START TASK INPUT

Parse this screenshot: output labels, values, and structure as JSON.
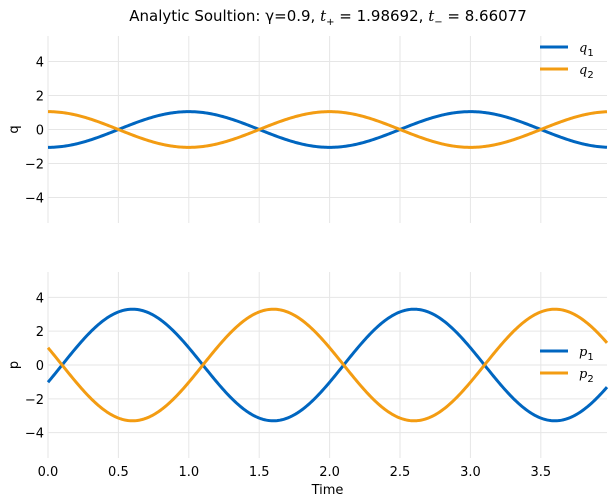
{
  "title": {
    "prefix": "Analytic Soultion: γ=0.9, ",
    "tplus_symbol": "t",
    "tplus_sub": "+",
    "tplus_value": " = 1.98692, ",
    "tminus_symbol": "t",
    "tminus_sub": "−",
    "tminus_value": " = 8.66077"
  },
  "colors": {
    "series1": "#0066c0",
    "series2": "#f39c12",
    "grid": "#e6e6e6"
  },
  "chart_data": [
    {
      "type": "line",
      "ylabel": "q",
      "xlabel": "",
      "xlim": [
        0,
        3.97
      ],
      "ylim": [
        -5.5,
        5.5
      ],
      "yticks": [
        -4,
        -2,
        0,
        2,
        4
      ],
      "ytick_labels": [
        "−4",
        "−2",
        "0",
        "2",
        "4"
      ],
      "grid": true,
      "legend_position": "top-right",
      "series": [
        {
          "name": "q",
          "subscript": "1",
          "amplitude": 1.05,
          "period": 2.0,
          "phase": 0.5,
          "offset": 0
        },
        {
          "name": "q",
          "subscript": "2",
          "amplitude": 1.05,
          "period": 2.0,
          "phase": 1.5,
          "offset": 0
        }
      ]
    },
    {
      "type": "line",
      "ylabel": "p",
      "xlabel": "Time",
      "xlim": [
        0,
        3.97
      ],
      "ylim": [
        -5.5,
        5.5
      ],
      "xticks": [
        0,
        0.5,
        1.0,
        1.5,
        2.0,
        2.5,
        3.0,
        3.5
      ],
      "xtick_labels": [
        "0.0",
        "0.5",
        "1.0",
        "1.5",
        "2.0",
        "2.5",
        "3.0",
        "3.5"
      ],
      "yticks": [
        -4,
        -2,
        0,
        2,
        4
      ],
      "ytick_labels": [
        "−4",
        "−2",
        "0",
        "2",
        "4"
      ],
      "grid": true,
      "legend_position": "center-right",
      "series": [
        {
          "name": "p",
          "subscript": "1",
          "amplitude": 3.3,
          "period": 2.0,
          "phase": 0.1,
          "offset": 0
        },
        {
          "name": "p",
          "subscript": "2",
          "amplitude": 3.3,
          "period": 2.0,
          "phase": 1.1,
          "offset": 0
        }
      ]
    }
  ]
}
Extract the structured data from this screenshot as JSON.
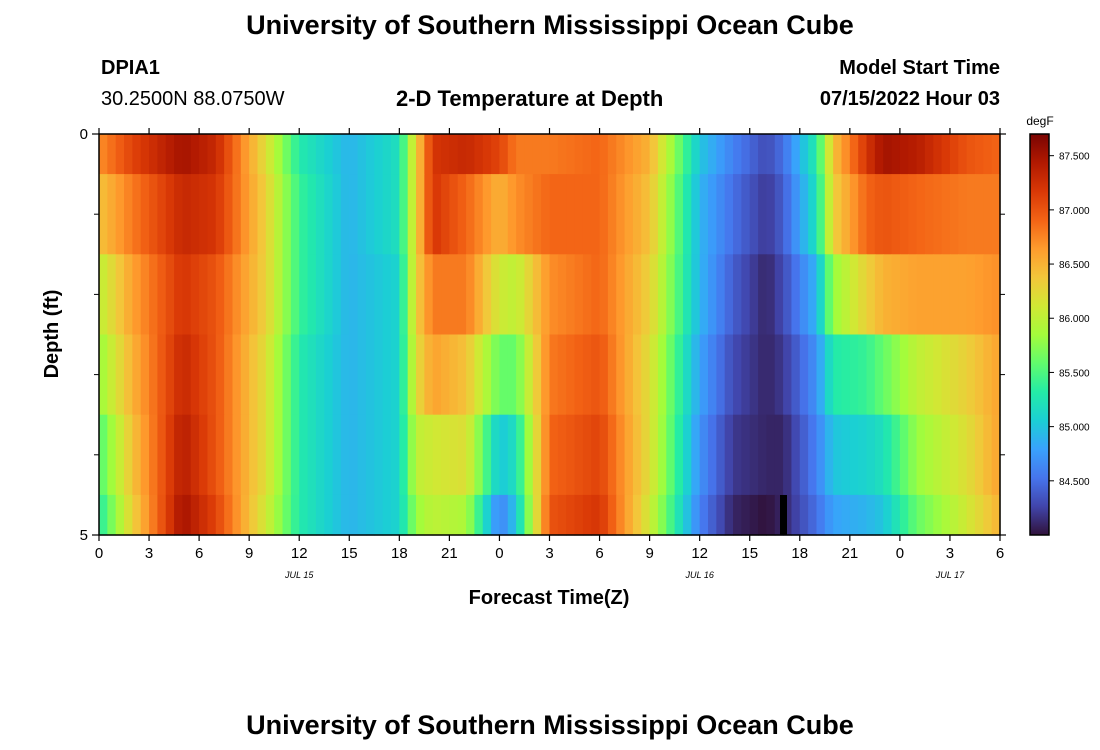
{
  "header": {
    "title": "University of Southern Mississippi Ocean Cube",
    "station_id": "DPIA1",
    "coords": "30.2500N  88.0750W",
    "plot_title": "2-D Temperature at Depth",
    "model_start_label": "Model Start Time",
    "model_start_value": "07/15/2022 Hour 03"
  },
  "footer": {
    "title": "University of Southern Mississippi Ocean Cube"
  },
  "chart_data": {
    "type": "heatmap",
    "xlabel": "Forecast Time(Z)",
    "ylabel": "Depth (ft)",
    "colorbar_unit": "degF",
    "x_range": [
      0,
      54
    ],
    "x_ticks": [
      0,
      3,
      6,
      9,
      12,
      15,
      18,
      21,
      24,
      27,
      30,
      33,
      36,
      39,
      42,
      45,
      48,
      51,
      54
    ],
    "x_tick_labels": [
      "0",
      "3",
      "6",
      "9",
      "12",
      "15",
      "18",
      "21",
      "0",
      "3",
      "6",
      "9",
      "12",
      "15",
      "18",
      "21",
      "0",
      "3",
      "6"
    ],
    "date_labels": [
      {
        "label": "JUL 15",
        "at_hour": 12
      },
      {
        "label": "JUL 16",
        "at_hour": 36
      },
      {
        "label": "JUL 17",
        "at_hour": 51
      }
    ],
    "y_range": [
      0,
      5
    ],
    "y_tick_labels": [
      {
        "value": 0,
        "label": "0"
      },
      {
        "value": 5,
        "label": "5"
      }
    ],
    "y_minor_ticks": [
      1,
      2,
      3,
      4
    ],
    "depth_layers": [
      0,
      1,
      2,
      3,
      4,
      5
    ],
    "colorbar_range": [
      84.0,
      87.7
    ],
    "colorbar_ticks": [
      84.5,
      85.0,
      85.5,
      86.0,
      86.5,
      87.0,
      87.5
    ],
    "colorbar_tick_labels": [
      "84.500",
      "85.000",
      "85.500",
      "86.000",
      "86.500",
      "87.000",
      "87.500"
    ],
    "colorscale": [
      "#30123b",
      "#4145ab",
      "#4675ed",
      "#39a2fc",
      "#1bcfd4",
      "#24eca6",
      "#61fc6c",
      "#a4fc3b",
      "#d1e834",
      "#f3c63a",
      "#fe9b2d",
      "#f36315",
      "#d93806",
      "#b11901",
      "#7a0402"
    ],
    "temperature_keyframes": {
      "hours": [
        0,
        2,
        5,
        7,
        10,
        12,
        15,
        18,
        19,
        20,
        22,
        24,
        25,
        27,
        30,
        33,
        36,
        38,
        40,
        41,
        43,
        44,
        46,
        47,
        49,
        52,
        54
      ],
      "layers": [
        [
          86.7,
          87.1,
          87.5,
          87.3,
          86.2,
          85.3,
          84.9,
          85.2,
          86.3,
          87.2,
          87.3,
          87.1,
          86.8,
          86.8,
          86.9,
          86.5,
          85.0,
          84.6,
          84.3,
          84.5,
          85.3,
          86.4,
          87.2,
          87.5,
          87.4,
          87.0,
          86.9
        ],
        [
          86.4,
          86.8,
          87.3,
          87.2,
          86.3,
          85.4,
          84.9,
          85.2,
          86.3,
          87.2,
          86.9,
          86.5,
          86.7,
          86.9,
          86.9,
          86.4,
          84.9,
          84.5,
          84.2,
          84.4,
          85.2,
          86.3,
          86.9,
          87.0,
          86.9,
          86.8,
          86.8
        ],
        [
          86.0,
          86.6,
          87.2,
          87.0,
          86.3,
          85.4,
          84.9,
          85.1,
          86.3,
          86.8,
          86.8,
          86.1,
          86.0,
          86.7,
          86.9,
          86.3,
          84.9,
          84.4,
          84.1,
          84.3,
          84.9,
          85.8,
          86.3,
          86.5,
          86.6,
          86.6,
          86.7
        ],
        [
          85.8,
          86.5,
          87.3,
          87.0,
          86.2,
          85.3,
          84.9,
          85.1,
          86.2,
          86.6,
          86.4,
          85.6,
          85.6,
          86.8,
          87.0,
          86.2,
          84.8,
          84.3,
          84.1,
          84.2,
          84.7,
          85.3,
          85.4,
          85.6,
          86.0,
          86.3,
          86.6
        ],
        [
          85.5,
          86.4,
          87.4,
          87.0,
          86.2,
          85.3,
          84.9,
          85.1,
          86.0,
          86.1,
          86.2,
          85.0,
          85.2,
          86.9,
          87.1,
          86.2,
          84.7,
          84.2,
          84.1,
          84.1,
          84.6,
          85.0,
          85.1,
          85.2,
          85.8,
          86.2,
          86.6
        ],
        [
          85.3,
          86.3,
          87.5,
          87.1,
          86.1,
          85.3,
          84.9,
          85.1,
          85.8,
          86.0,
          85.9,
          84.6,
          85.0,
          87.0,
          87.2,
          86.1,
          84.6,
          84.1,
          84.0,
          84.1,
          84.5,
          84.8,
          84.9,
          85.0,
          85.6,
          86.1,
          86.5
        ]
      ]
    }
  }
}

END TASK INPUT

Give the count of lines in the data above that hold the string "screenshot", with no additional words.

2